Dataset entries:
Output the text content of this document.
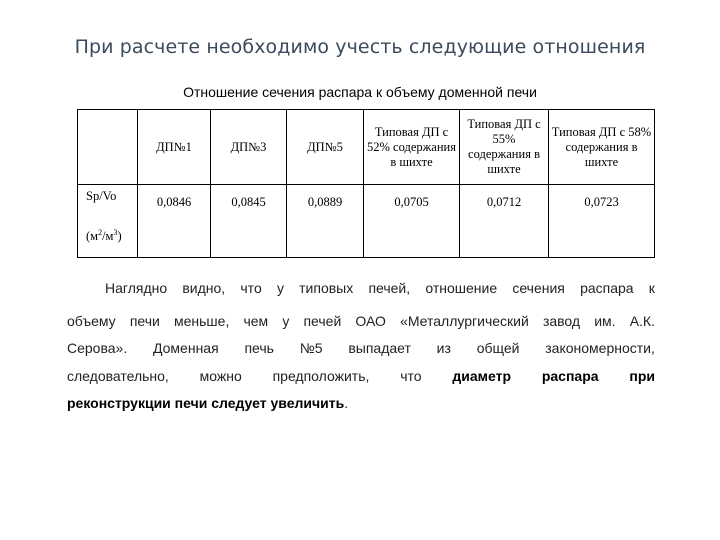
При расчете необходимо учесть следующие отношения
Отношение сечения распара к объему доменной печи
	ДП№1	ДП№3	ДП№5	Типовая ДП с 52% содержания в шихте	Типовая ДП с 55% содержания в шихте	Типовая ДП с 58% содержания в шихте

Sp/Vo
$(м^2/м^3)$	0,0846	0,0845	0,0889	0,0705	0,0712	0,0723
Наглядно видно, что у типовых печей, отношение сечения распара к
объему печи меньше, чем у печей ОАО «Металлургический завод им. А.К.
Серова». Доменная печь №5 выпадает из общей закономерности,
следовательно, можно предположить, что диаметр распара при
реконструкции печи следует увеличить.
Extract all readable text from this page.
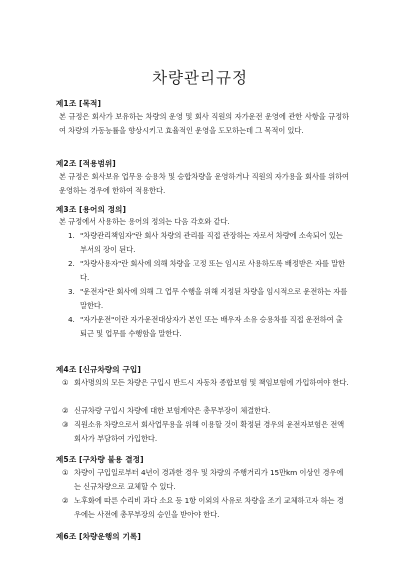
차량관리규정
제1조 [목적]

본 규정은 회사가 보유하는 차량의 운영 및 회사 직원의 자가운전 운영에 관한 사항을 규정하여 차량의 가동능률을 향상시키고 효율적인 운영을 도모하는데 그 목적이 있다.

제2조 [적용범위]

본 규정은 회사보유 업무용 승용차 및 승합차량을 운영하거나 직원의 자가용을 회사를 위하여 운영하는 경우에 한하여 적용한다.

제3조 [용어의 정의]

본 규정에서 사용하는 용어의 정의는 다음 각호와 같다.

1. "차량관리책임자"란 회사 차량의 관리를 직접 관장하는 자로서 차량에 소속되어 있는 부서의 장이 된다.
2. "차량사용자"란 회사에 의해 차량을 고정 또는 임시로 사용하도록 배정받은 자를 말한다.
3. "운전자"란 회사에 의해 그 업무 수행을 위해 지정된 차량을 임시적으로 운전하는 자를 말한다.
4. "자가운전"이란 자가운전대상자가 본인 또는 배우자 소유 승용차를 직접 운전하여 출퇴근 및 업무를 수행함을 말한다.
제4조 [신규차량의 구입]
① 회사명의의 모든 차량은 구입시 반드시 자동차 종합보험 및 책임보험에 가입하여야 한다.
② 신규차량 구입시 차량에 대한 보험계약은 총무부장이 체결한다.
③ 직원소유 차량으로서 회사업무용을 위해 이용할 것이 확정된 경우의 운전자보험은 전액 회사가 부담하여 가입한다.
제5조 [구차량 불용 결정]
① 차량이 구입일로부터 4년이 경과한 경우 및 차량의 주행거리가 15만km 이상인 경우에는 신규차량으로 교체할 수 있다.
② 노후화에 따른 수리비 과다 소요 등 1항 이외의 사유로 차량을 조기 교체하고자 하는 경우에는 사전에 총무부장의 승인을 받아야 한다.
제6조 [차량운행의 기록]
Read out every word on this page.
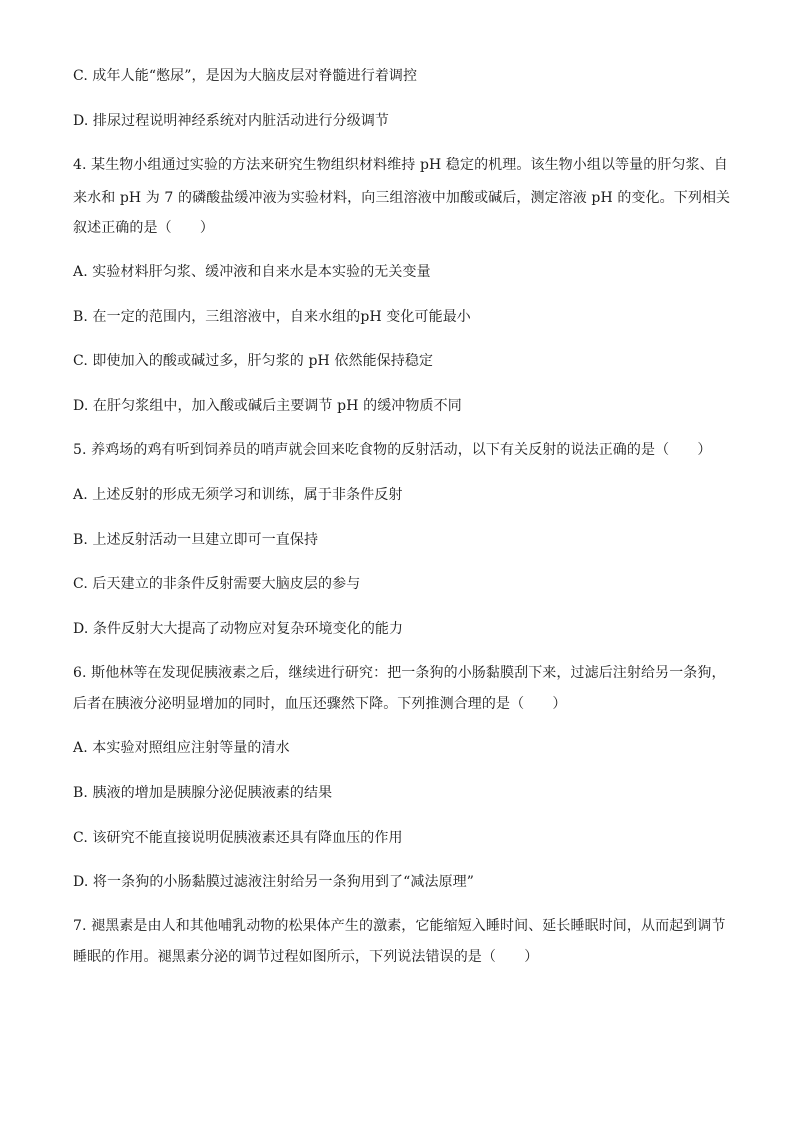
C. 成年人能“憋尿”，是因为大脑皮层对脊髓进行着调控
D. 排尿过程说明神经系统对内脏活动进行分级调节
4. 某生物小组通过实验的方法来研究生物组织材料维持 pH 稳定的机理。该生物小组以等量的肝匀浆、自
来水和 pH 为 7 的磷酸盐缓冲液为实验材料，向三组溶液中加酸或碱后，测定溶液 pH 的变化。下列相关
叙述正确的是（　　）
A. 实验材料肝匀浆、缓冲液和自来水是本实验的无关变量
B. 在一定的范围内，三组溶液中，自来水组的pH 变化可能最小
C. 即使加入的酸或碱过多，肝匀浆的 pH 依然能保持稳定
D. 在肝匀浆组中，加入酸或碱后主要调节 pH 的缓冲物质不同
5. 养鸡场的鸡有听到饲养员的哨声就会回来吃食物的反射活动，以下有关反射的说法正确的是（　　）
A. 上述反射的形成无须学习和训练，属于非条件反射
B. 上述反射活动一旦建立即可一直保持
C. 后天建立的非条件反射需要大脑皮层的参与
D. 条件反射大大提高了动物应对复杂环境变化的能力
6. 斯他林等在发现促胰液素之后，继续进行研究：把一条狗的小肠黏膜刮下来，过滤后注射给另一条狗，
后者在胰液分泌明显增加的同时，血压还骤然下降。下列推测合理的是（　　）
A. 本实验对照组应注射等量的清水
B. 胰液的增加是胰腺分泌促胰液素的结果
C. 该研究不能直接说明促胰液素还具有降血压的作用
D. 将一条狗的小肠黏膜过滤液注射给另一条狗用到了“减法原理”
7. 褪黑素是由人和其他哺乳动物的松果体产生的激素，它能缩短入睡时间、延长睡眠时间，从而起到调节
睡眠的作用。褪黑素分泌的调节过程如图所示，下列说法错误的是（　　）
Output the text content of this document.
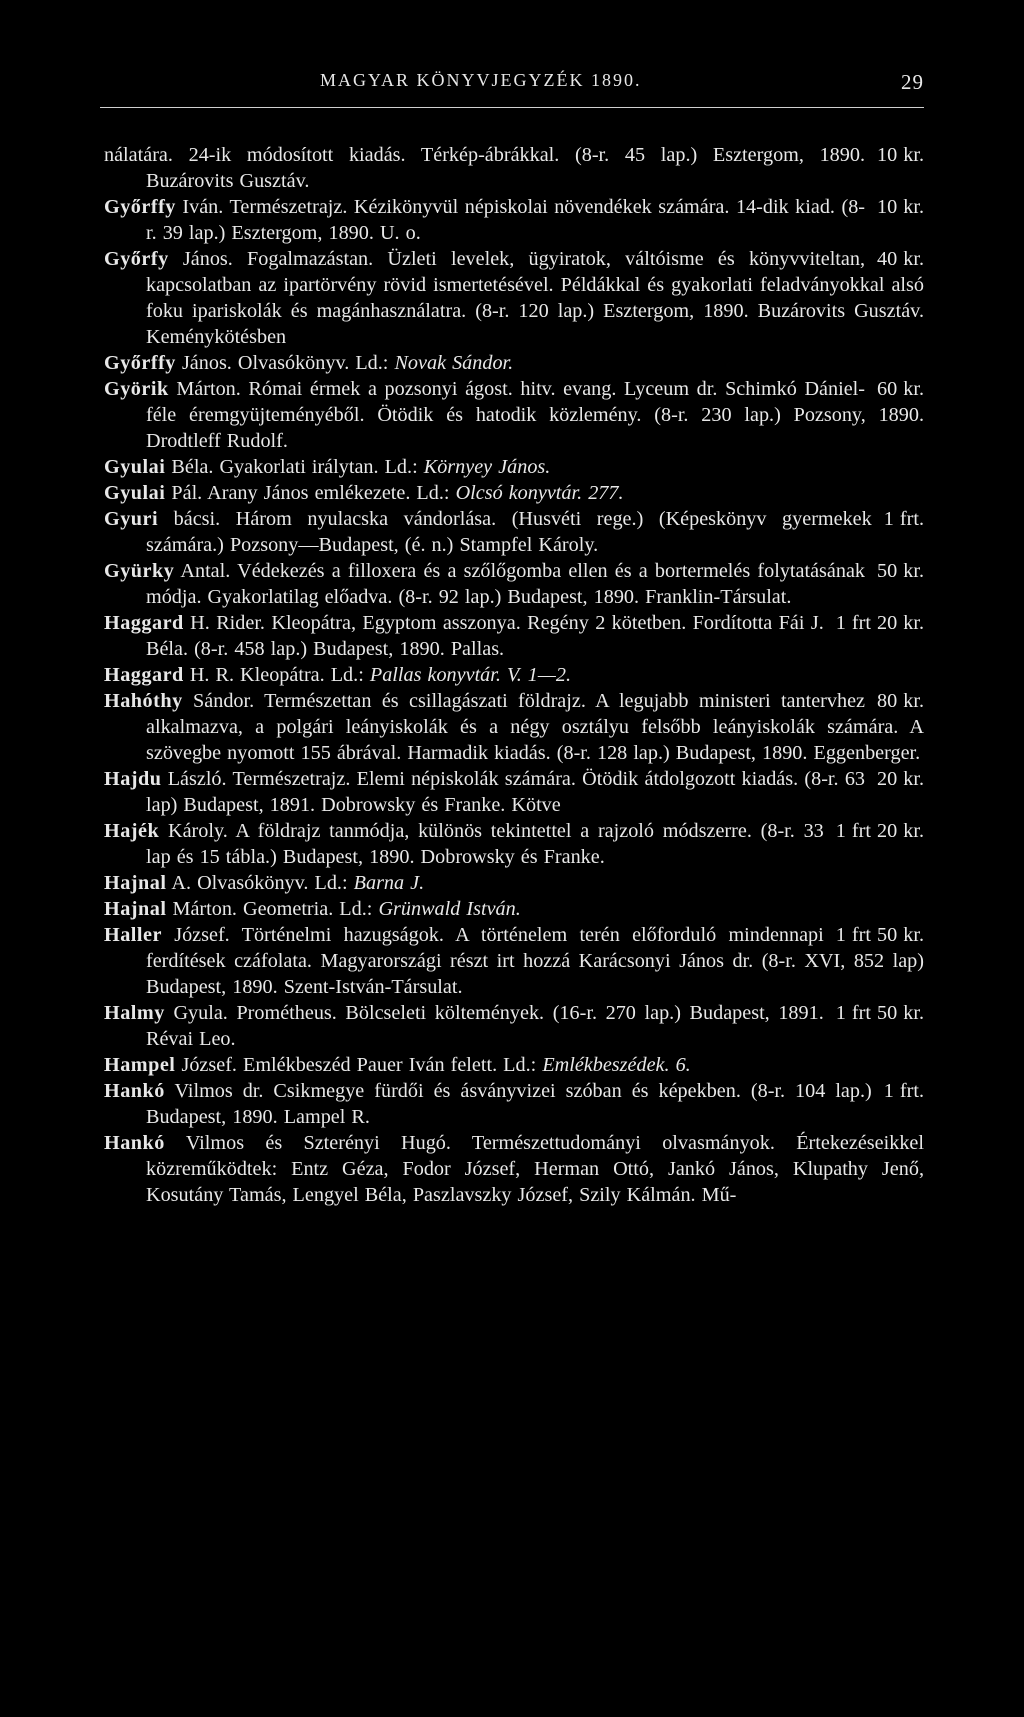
MAGYAR KÖNYVJEGYZÉK 1890.	29
10 kr.
nálatára. 24-ik módosított kiadás. Térkép-ábrákkal. (8-r. 45 lap.) Esztergom, 1890. Buzárovits Gusztáv.
10 kr.
Győrffy Iván. Természetrajz. Kézikönyvül népiskolai növendékek számára. 14-dik kiad. (8-r. 39 lap.) Esztergom, 1890. U. o.
40 kr.
Győrfy János. Fogalmazástan. Üzleti levelek, ügyiratok, váltóisme és könyvviteltan, kapcsolatban az ipartörvény rövid ismertetésével. Példákkal és gyakorlati feladványokkal alsó foku ipariskolák és magánhasználatra. (8-r. 120 lap.) Esztergom, 1890. Buzárovits Gusztáv. Keménykötésben
Győrffy János. Olvasókönyv. Ld.: Novak Sándor.
60 kr.
Györik Márton. Római érmek a pozsonyi ágost. hitv. evang. Lyceum dr. Schimkó Dániel-féle éremgyüjteményéből. Ötödik és hatodik közlemény. (8-r. 230 lap.) Pozsony, 1890. Drodtleff Rudolf.
Gyulai Béla. Gyakorlati irálytan. Ld.: Környey János.
Gyulai Pál. Arany János emlékezete. Ld.: Olcsó konyvtár. 277.
1 frt.
Gyuri bácsi. Három nyulacska vándorlása. (Husvéti rege.) (Képeskönyv gyermekek számára.) Pozsony—Budapest, (é. n.) Stampfel Károly.
50 kr.
Gyürky Antal. Védekezés a filloxera és a szőlőgomba ellen és a bortermelés folytatásának módja. Gyakorlatilag előadva. (8-r. 92 lap.) Budapest, 1890. Franklin-Társulat.
1 frt 20 kr.
Haggard H. Rider. Kleopátra, Egyptom asszonya. Regény 2 kötetben. Fordította Fái J. Béla. (8-r. 458 lap.) Budapest, 1890. Pallas.
Haggard H. R. Kleopátra. Ld.: Pallas konyvtár. V. 1—2.
80 kr.
Hahóthy Sándor. Természettan és csillagászati földrajz. A legujabb ministeri tantervhez alkalmazva, a polgári leányiskolák és a négy osztályu felsőbb leányiskolák számára. A szövegbe nyomott 155 ábrával. Harmadik kiadás. (8-r. 128 lap.) Budapest, 1890. Eggenberger.
20 kr.
Hajdu László. Természetrajz. Elemi népiskolák számára. Ötödik átdolgozott kiadás. (8-r. 63 lap) Budapest, 1891. Dobrowsky és Franke. Kötve
1 frt 20 kr.
Hajék Károly. A földrajz tanmódja, különös tekintettel a rajzoló módszerre. (8-r. 33 lap és 15 tábla.) Budapest, 1890. Dobrowsky és Franke.
Hajnal A. Olvasókönyv. Ld.: Barna J.
Hajnal Márton. Geometria. Ld.: Grünwald István.
1 frt 50 kr.
Haller József. Történelmi hazugságok. A történelem terén előforduló mindennapi ferdítések czáfolata. Magyarországi részt irt hozzá Karácsonyi János dr. (8-r. XVI, 852 lap) Budapest, 1890. Szent-István-Társulat.
1 frt 50 kr.
Halmy Gyula. Prométheus. Bölcseleti költemények. (16-r. 270 lap.) Budapest, 1891. Révai Leo.
Hampel József. Emlékbeszéd Pauer Iván felett. Ld.: Emlékbeszédek. 6.
1 frt.
Hankó Vilmos dr. Csikmegye fürdői és ásványvizei szóban és képekben. (8-r. 104 lap.) Budapest, 1890. Lampel R.
Hankó Vilmos és Szterényi Hugó. Természettudományi olvasmányok. Értekezéseikkel közreműködtek: Entz Géza, Fodor József, Herman Ottó, Jankó János, Klupathy Jenő, Kosutány Tamás, Lengyel Béla, Paszlavszky József, Szily Kálmán. Mű-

What you have to do>
Pull every line containing the word "Márton" out of the entries above.

Right answer>
Györik Márton. Római érmek a pozsonyi ágost. hitv. evang. Lyceum dr. Schimkó Dániel-féle éremgyüjteményéből. Ötödik és hatodik közlemény. (8-r. 230 lap.) Pozsony, 1890. Drodtleff Rudolf.
Hajnal Márton. Geometria. Ld.: Grünwald István.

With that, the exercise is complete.